[Figure record listings]
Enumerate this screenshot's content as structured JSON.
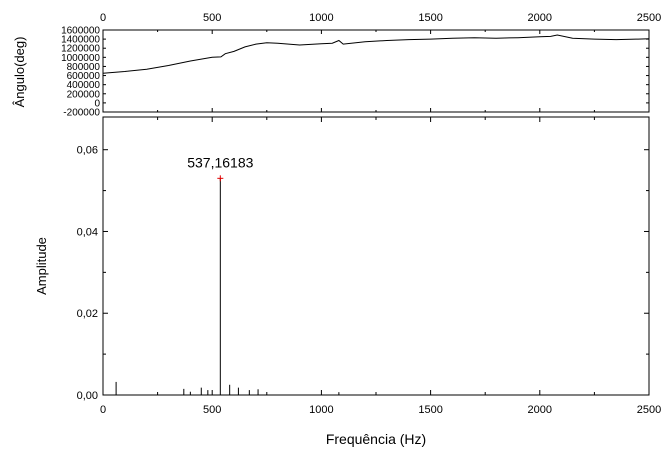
{
  "chart_data": [
    {
      "type": "line",
      "title": "",
      "xlabel": "",
      "ylabel": "Ângulo(deg)",
      "xlim": [
        0,
        2500
      ],
      "ylim": [
        -200000,
        1600000
      ],
      "x_ticks": [
        0,
        500,
        1000,
        1500,
        2000,
        2500
      ],
      "x_tick_labels": [
        "0",
        "500",
        "1000",
        "1500",
        "2000",
        "2500"
      ],
      "x_tick_position": "top",
      "y_ticks": [
        -200000,
        0,
        200000,
        400000,
        600000,
        800000,
        1000000,
        1200000,
        1400000,
        1600000
      ],
      "y_tick_labels": [
        "-200000",
        "0",
        "200000",
        "400000",
        "600000",
        "800000",
        "1000000",
        "1200000",
        "1400000",
        "1600000"
      ],
      "grid": false,
      "series": [
        {
          "x": [
            0,
            100,
            200,
            300,
            400,
            500,
            540,
            560,
            600,
            650,
            700,
            750,
            800,
            900,
            1000,
            1050,
            1080,
            1100,
            1200,
            1300,
            1400,
            1500,
            1600,
            1700,
            1800,
            1900,
            2000,
            2050,
            2080,
            2150,
            2250,
            2350,
            2450,
            2500
          ],
          "y": [
            650000,
            690000,
            740000,
            820000,
            920000,
            1000000,
            1010000,
            1080000,
            1130000,
            1230000,
            1290000,
            1320000,
            1310000,
            1270000,
            1300000,
            1310000,
            1370000,
            1290000,
            1340000,
            1370000,
            1390000,
            1400000,
            1420000,
            1430000,
            1420000,
            1430000,
            1450000,
            1460000,
            1490000,
            1420000,
            1400000,
            1390000,
            1400000,
            1410000
          ]
        }
      ]
    },
    {
      "type": "bar",
      "title": "",
      "xlabel": "Frequência (Hz)",
      "ylabel": "Amplitude",
      "xlim": [
        0,
        2500
      ],
      "ylim": [
        0,
        0.068
      ],
      "x_ticks": [
        0,
        500,
        1000,
        1500,
        2000,
        2500
      ],
      "x_tick_labels": [
        "0",
        "500",
        "1000",
        "1500",
        "2000",
        "2500"
      ],
      "y_ticks": [
        0,
        0.02,
        0.04,
        0.06
      ],
      "y_tick_labels": [
        "0,00",
        "0,02",
        "0,04",
        "0,06"
      ],
      "grid": false,
      "annotation": {
        "text": "537,16183",
        "x": 537.16183,
        "y": 0.053
      },
      "series": [
        {
          "x": [
            60,
            370,
            400,
            450,
            480,
            537.16183,
            580,
            620,
            670,
            710,
            1080
          ],
          "y": [
            0.0032,
            0.0015,
            0.0008,
            0.0018,
            0.0012,
            0.053,
            0.0025,
            0.0018,
            0.0012,
            0.0014,
            0.0007
          ]
        }
      ]
    }
  ]
}
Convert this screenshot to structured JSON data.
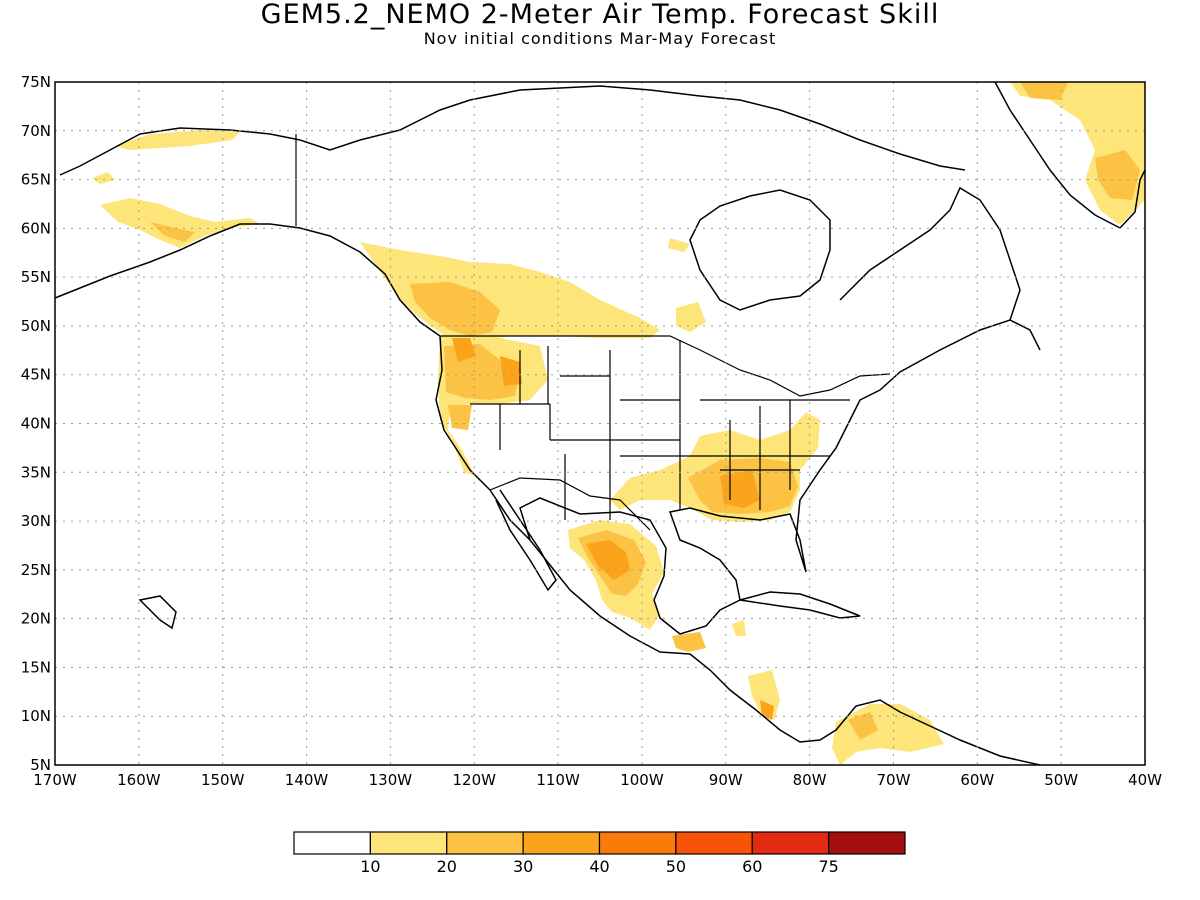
{
  "title": "GEM5.2_NEMO 2-Meter Air Temp. Forecast Skill",
  "subtitle": "Nov initial conditions  Mar-May Forecast",
  "lat_labels": [
    "75N",
    "70N",
    "65N",
    "60N",
    "55N",
    "50N",
    "45N",
    "40N",
    "35N",
    "30N",
    "25N",
    "20N",
    "15N",
    "10N",
    "5N"
  ],
  "lon_labels": [
    "170W",
    "160W",
    "150W",
    "140W",
    "130W",
    "120W",
    "110W",
    "100W",
    "90W",
    "80W",
    "70W",
    "60W",
    "50W",
    "40W"
  ],
  "colorbar": {
    "labels": [
      "10",
      "20",
      "30",
      "40",
      "50",
      "60",
      "75"
    ],
    "colors": [
      "#ffffff",
      "#fde57a",
      "#fcc244",
      "#fba41b",
      "#f97c0b",
      "#f75408",
      "#e12a12",
      "#a50f0f"
    ]
  },
  "colors": {
    "land_outline": "#000000",
    "grid": "#9a9a9a"
  }
}
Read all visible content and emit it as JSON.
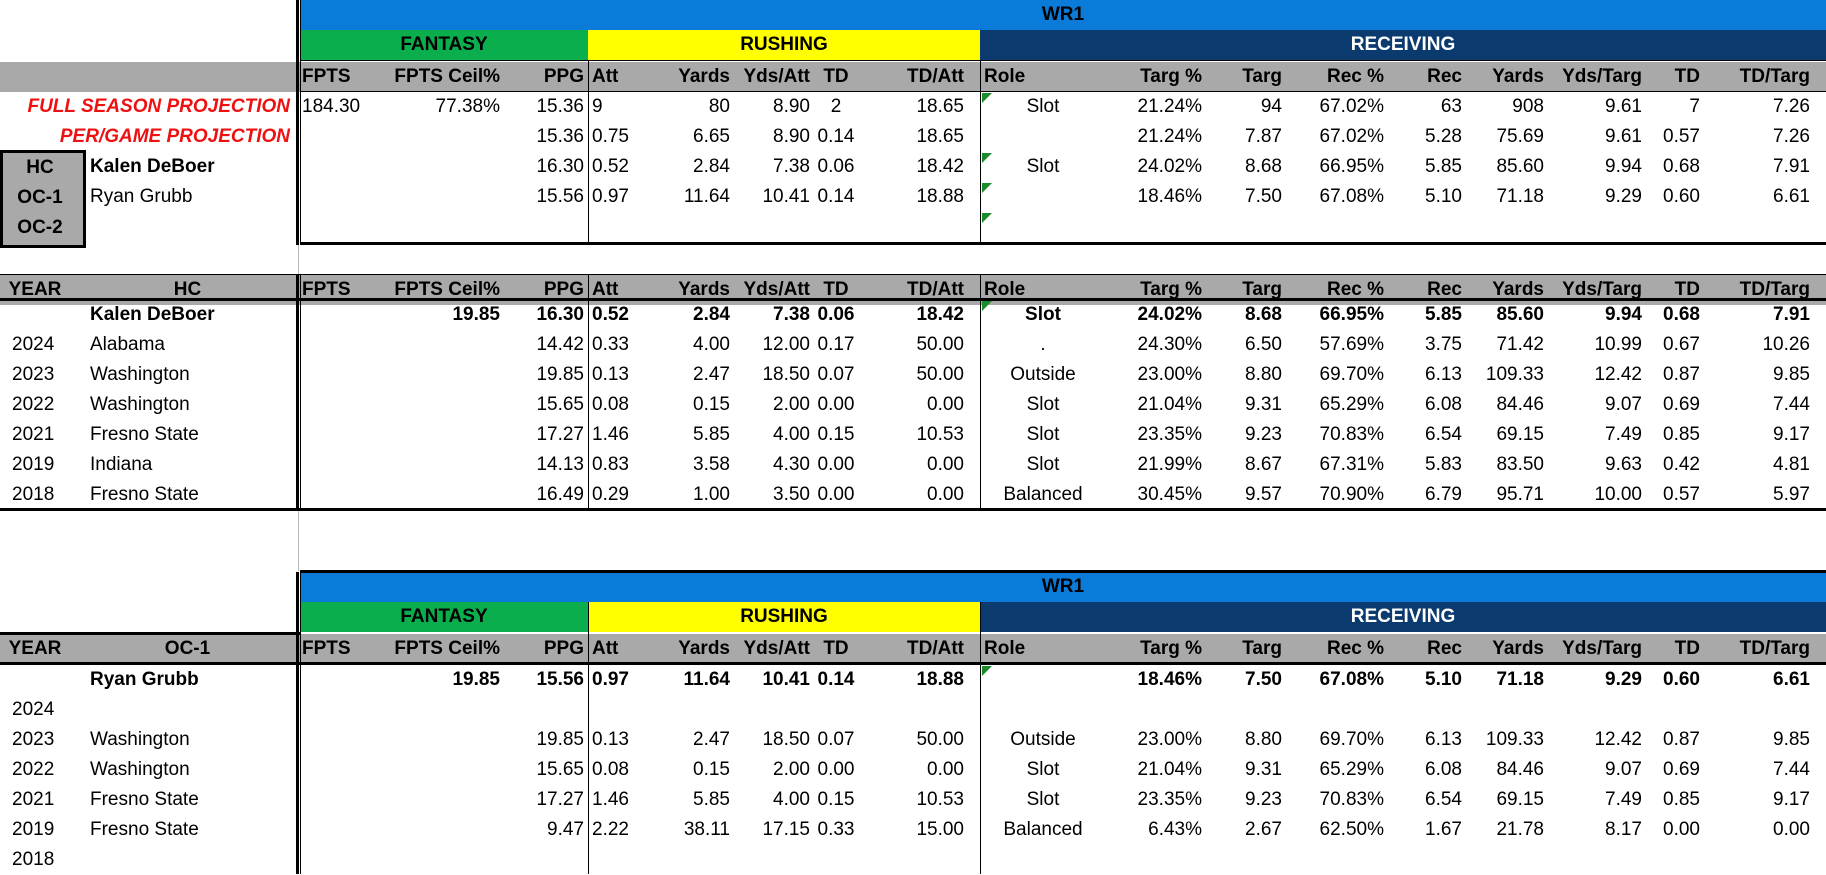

TASK DETAILS.
Produce an exact reproduction of the lines from the line containing "Convert this screenshot" through the last line of the records. Any picture is left out.

OUTPUT FOR THIS TASK.
Convert this screenshot to structured JSON data.
{
  "title": "GEM5.2_NEMO 2-Meter Air Temp. Forecast Skill",
  "subtitle": "Nov initial conditions  Mar-May Forecast",
  "lat_labels": [
    "75N",
    "70N",
    "65N",
    "60N",
    "55N",
    "50N",
    "45N",
    "40N",
    "35N",
    "30N",
    "25N",
    "20N",
    "15N",
    "10N",
    "5N"
  ],
  "lon_labels": [
    "170W",
    "160W",
    "150W",
    "140W",
    "130W",
    "120W",
    "110W",
    "100W",
    "90W",
    "80W",
    "70W",
    "60W",
    "50W",
    "40W"
  ],
  "colorbar": {
    "labels": [
      "10",
      "20",
      "30",
      "40",
      "50",
      "60",
      "75"
    ],
    "colors": [
      "#ffffff",
      "#fde57a",
      "#fcc244",
      "#fba41b",
      "#f97c0b",
      "#f75408",
      "#e12a12",
      "#a50f0f"
    ]
  },
  "colors": {
    "land_outline": "#000000",
    "grid": "#9a9a9a"
  }
}
Read all visible content and emit it as JSON.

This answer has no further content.